# start of ENTRIES SUPPLIED

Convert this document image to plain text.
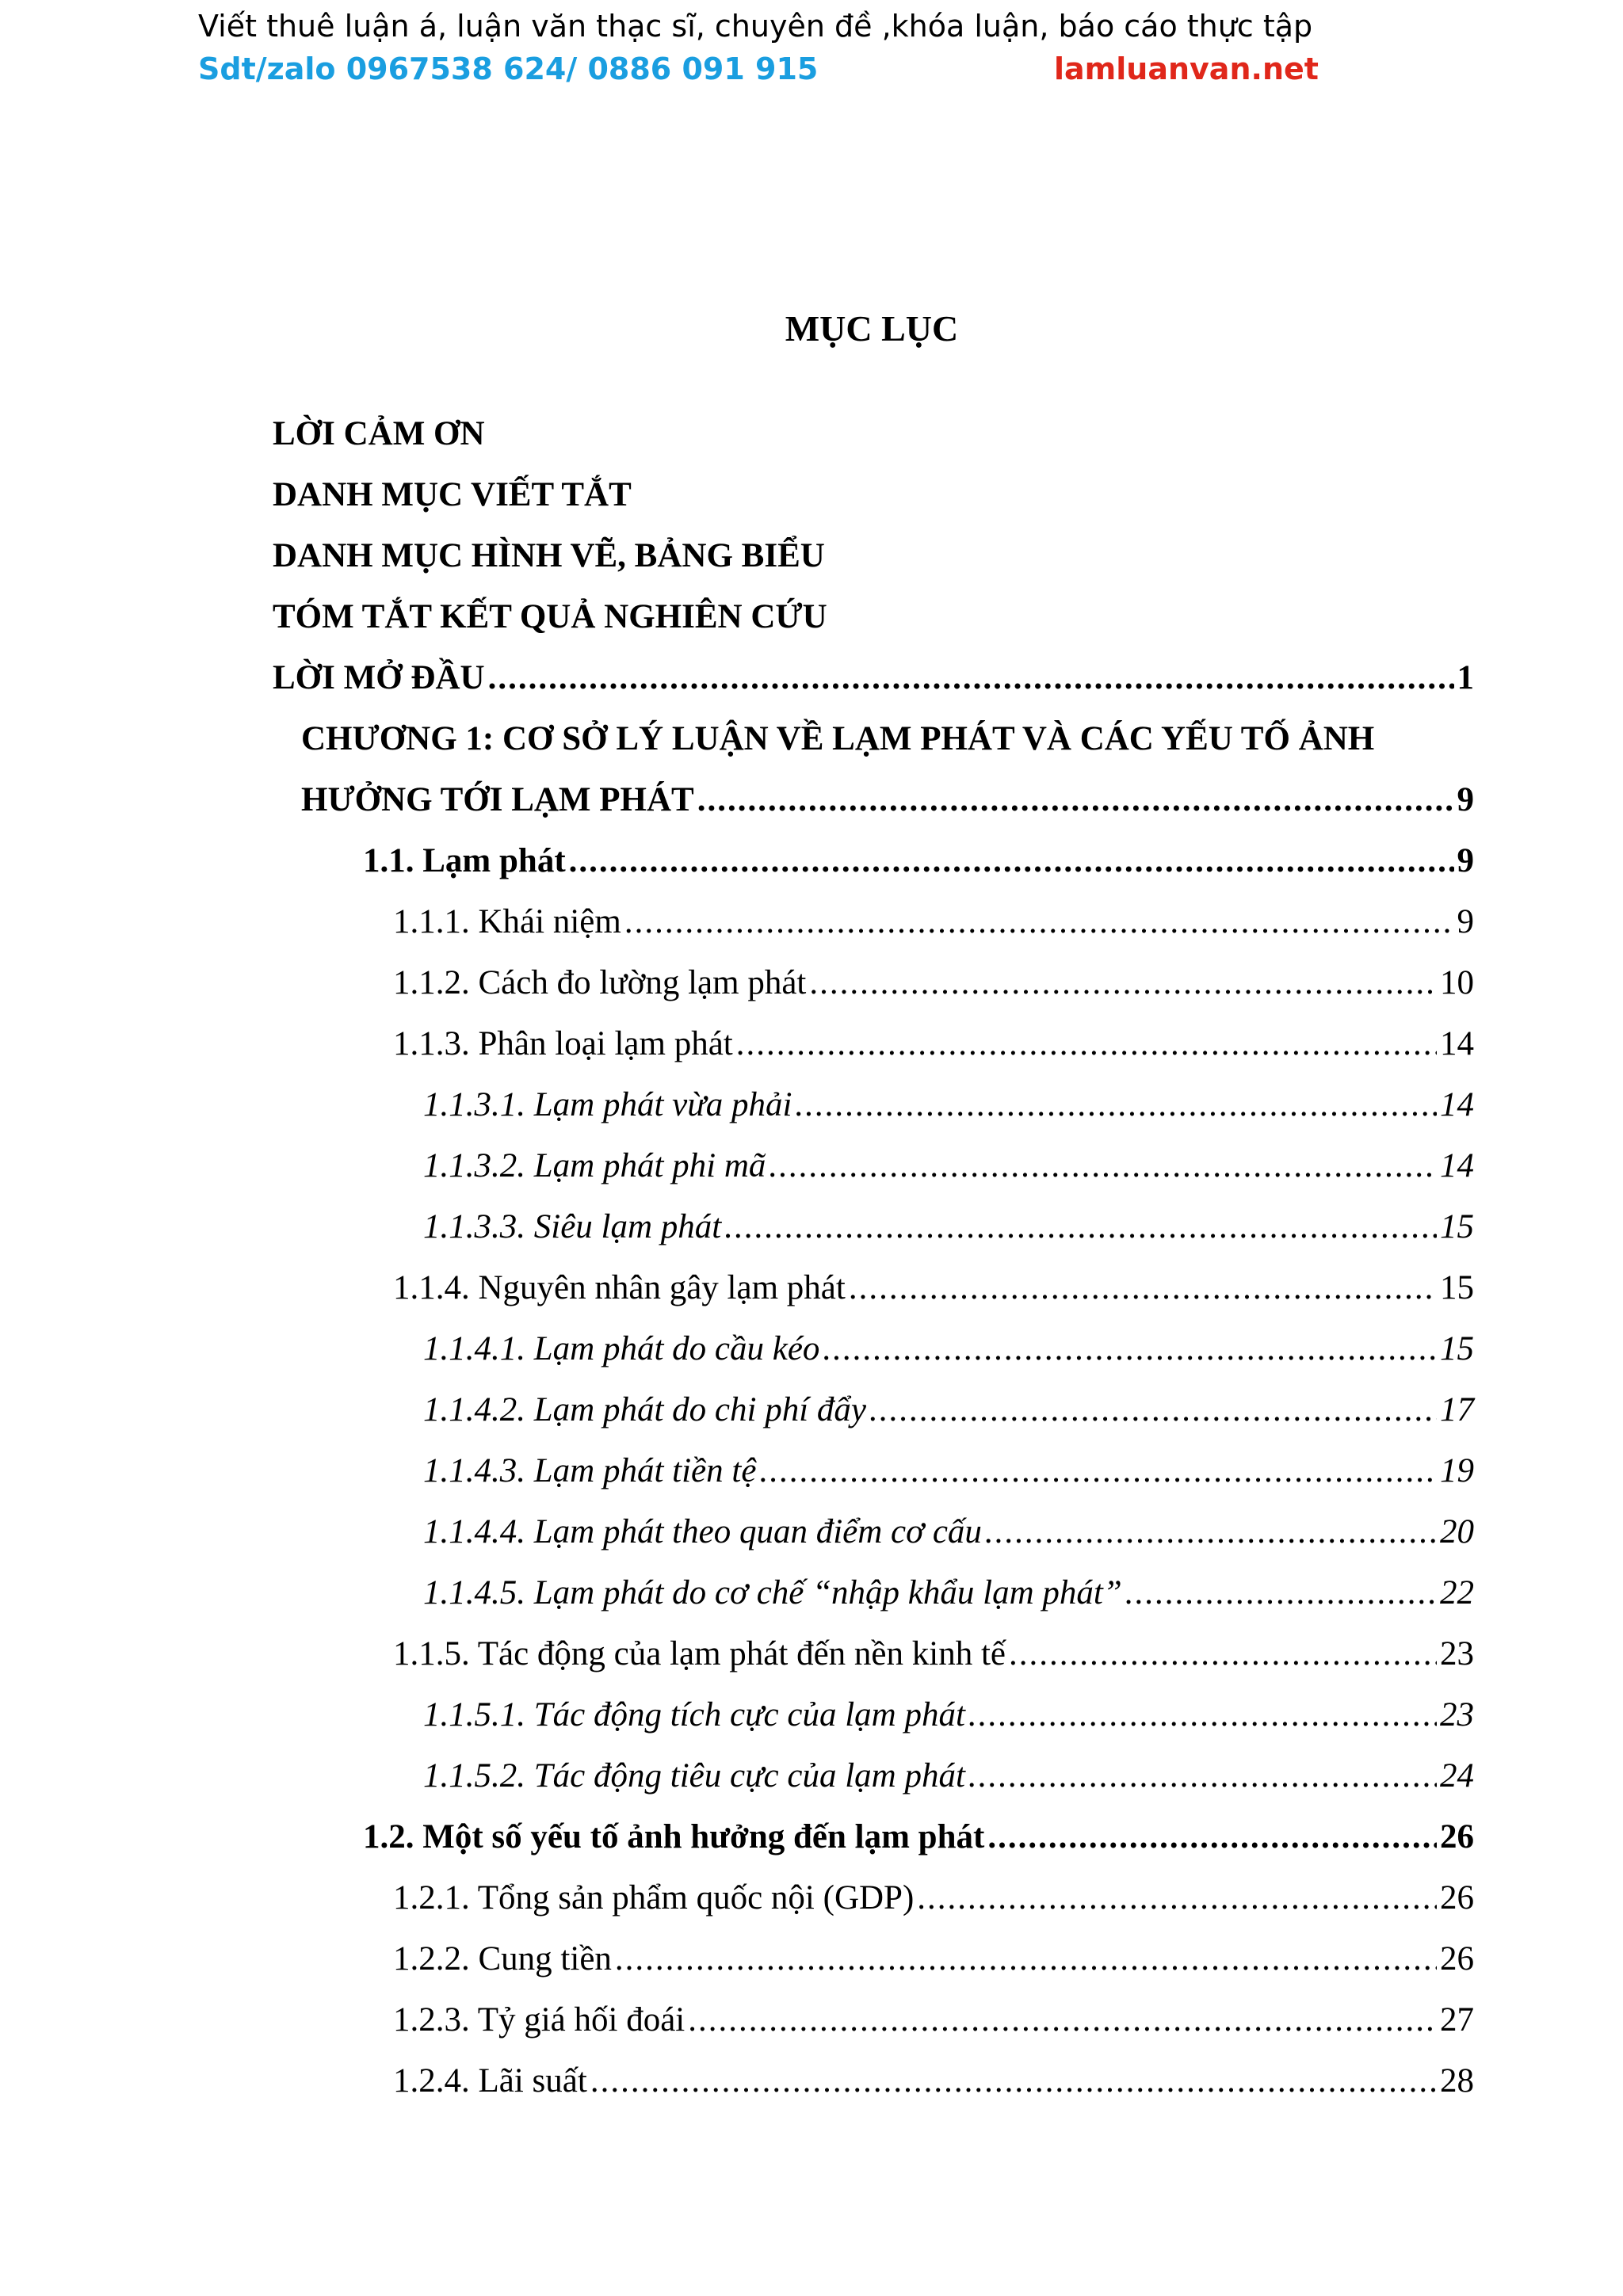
Viết thuê luận á, luận văn thạc sĩ, chuyên đề ,khóa luận, báo cáo thực tập
Sdt/zalo 0967538 624/ 0886 091 915	lamluanvan.net
MỤC LỤC
LỜI CẢM ƠN
DANH MỤC VIẾT TẮT
DANH MỤC HÌNH VẼ, BẢNG BIỂU
TÓM TẮT KẾT QUẢ NGHIÊN CỨU
LỜI MỞ ĐẦU .....	1
CHƯƠNG 1: CƠ SỞ LÝ LUẬN VỀ LẠM PHÁT VÀ CÁC YẾU TỐ ẢNH
HƯỞNG TỚI LẠM PHÁT .....	9
1.1. Lạm phát .....	9
1.1.1. Khái niệm .....	9
1.1.2. Cách đo lường lạm phát .....	10
1.1.3. Phân loại lạm phát .....	14
1.1.3.1. Lạm phát vừa phải .....	14
1.1.3.2. Lạm phát phi mã .....	14
1.1.3.3. Siêu lạm phát .....	15
1.1.4. Nguyên nhân gây lạm phát .....	15
1.1.4.1. Lạm phát do cầu kéo .....	15
1.1.4.2. Lạm phát do chi phí đẩy .....	17
1.1.4.3. Lạm phát tiền tệ .....	19
1.1.4.4. Lạm phát theo quan điểm cơ cấu .....	20
1.1.4.5. Lạm phát do cơ chế “nhập khẩu lạm phát” .....	22
1.1.5. Tác động của lạm phát đến nền kinh tế .....	23
1.1.5.1. Tác động tích cực của lạm phát .....	23
1.1.5.2. Tác động tiêu cực của lạm phát .....	24
1.2. Một số yếu tố ảnh hưởng đến lạm phát .....	26
1.2.1. Tổng sản phẩm quốc nội (GDP) .....	26
1.2.2. Cung tiền .....	26
1.2.3. Tỷ giá hối đoái .....	27
1.2.4. Lãi suất .....	28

# end of ENTRIES SUPPLIED

= EXERCISE DIRECTIONS =
Without the pictures, write out every entry precisely as it appears.

= SOLUTION =
Convert this document image to plain text.
Viết thuê luận á, luận văn thạc sĩ, chuyên đề ,khóa luận, báo cáo thực tập
Sdt/zalo 0967538 624/ 0886 091 915	lamluanvan.net
MỤC LỤC
LỜI CẢM ƠN
DANH MỤC VIẾT TẮT
DANH MỤC HÌNH VẼ, BẢNG BIỂU
TÓM TẮT KẾT QUẢ NGHIÊN CỨU
LỜI MỞ ĐẦU .....	1
CHƯƠNG 1: CƠ SỞ LÝ LUẬN VỀ LẠM PHÁT VÀ CÁC YẾU TỐ ẢNH
HƯỞNG TỚI LẠM PHÁT .....	9
1.1. Lạm phát .....	9
1.1.1. Khái niệm .....	9
1.1.2. Cách đo lường lạm phát .....	10
1.1.3. Phân loại lạm phát .....	14
1.1.3.1. Lạm phát vừa phải .....	14
1.1.3.2. Lạm phát phi mã .....	14
1.1.3.3. Siêu lạm phát .....	15
1.1.4. Nguyên nhân gây lạm phát .....	15
1.1.4.1. Lạm phát do cầu kéo .....	15
1.1.4.2. Lạm phát do chi phí đẩy .....	17
1.1.4.3. Lạm phát tiền tệ .....	19
1.1.4.4. Lạm phát theo quan điểm cơ cấu .....	20
1.1.4.5. Lạm phát do cơ chế “nhập khẩu lạm phát” .....	22
1.1.5. Tác động của lạm phát đến nền kinh tế .....	23
1.1.5.1. Tác động tích cực của lạm phát .....	23
1.1.5.2. Tác động tiêu cực của lạm phát .....	24
1.2. Một số yếu tố ảnh hưởng đến lạm phát .....	26
1.2.1. Tổng sản phẩm quốc nội (GDP) .....	26
1.2.2. Cung tiền .....	26
1.2.3. Tỷ giá hối đoái .....	27
1.2.4. Lãi suất .....	28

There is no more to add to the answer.